_Problem to solve_. Reproduce all of the material word for word.

_Record list_.
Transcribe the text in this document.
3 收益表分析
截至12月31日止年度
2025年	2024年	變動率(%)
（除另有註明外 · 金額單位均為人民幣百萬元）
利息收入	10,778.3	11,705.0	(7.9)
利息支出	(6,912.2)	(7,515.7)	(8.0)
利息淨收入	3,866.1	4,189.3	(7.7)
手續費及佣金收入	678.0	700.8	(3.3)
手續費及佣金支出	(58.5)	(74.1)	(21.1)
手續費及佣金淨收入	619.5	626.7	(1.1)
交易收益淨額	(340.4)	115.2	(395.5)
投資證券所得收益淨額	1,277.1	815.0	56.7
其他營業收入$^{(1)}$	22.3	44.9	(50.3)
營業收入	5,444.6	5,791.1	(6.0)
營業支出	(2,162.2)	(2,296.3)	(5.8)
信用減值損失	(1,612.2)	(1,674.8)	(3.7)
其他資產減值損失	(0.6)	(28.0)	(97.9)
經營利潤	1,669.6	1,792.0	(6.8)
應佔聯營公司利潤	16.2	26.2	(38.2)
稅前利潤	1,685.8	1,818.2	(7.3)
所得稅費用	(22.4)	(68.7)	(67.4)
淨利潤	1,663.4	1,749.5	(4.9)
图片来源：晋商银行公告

_Solution_.
Transcribe the text in this document.
3 收益表分析
截至12月31日止年度
2025年	2024年	變動率(%)
（除另有註明外 · 金額單位均為人民幣百萬元）
利息收入	10,778.3	11,705.0	(7.9)
利息支出	(6,912.2)	(7,515.7)	(8.0)
利息淨收入	3,866.1	4,189.3	(7.7)
手續費及佣金收入	678.0	700.8	(3.3)
手續費及佣金支出	(58.5)	(74.1)	(21.1)
手續費及佣金淨收入	619.5	626.7	(1.1)
交易收益淨額	(340.4)	115.2	(395.5)
投資證券所得收益淨額	1,277.1	815.0	56.7
其他營業收入$^{(1)}$	22.3	44.9	(50.3)
營業收入	5,444.6	5,791.1	(6.0)
營業支出	(2,162.2)	(2,296.3)	(5.8)
信用減值損失	(1,612.2)	(1,674.8)	(3.7)
其他資產減值損失	(0.6)	(28.0)	(97.9)
經營利潤	1,669.6	1,792.0	(6.8)
應佔聯營公司利潤	16.2	26.2	(38.2)
稅前利潤	1,685.8	1,818.2	(7.3)
所得稅費用	(22.4)	(68.7)	(67.4)
淨利潤	1,663.4	1,749.5	(4.9)
图片来源：晋商银行公告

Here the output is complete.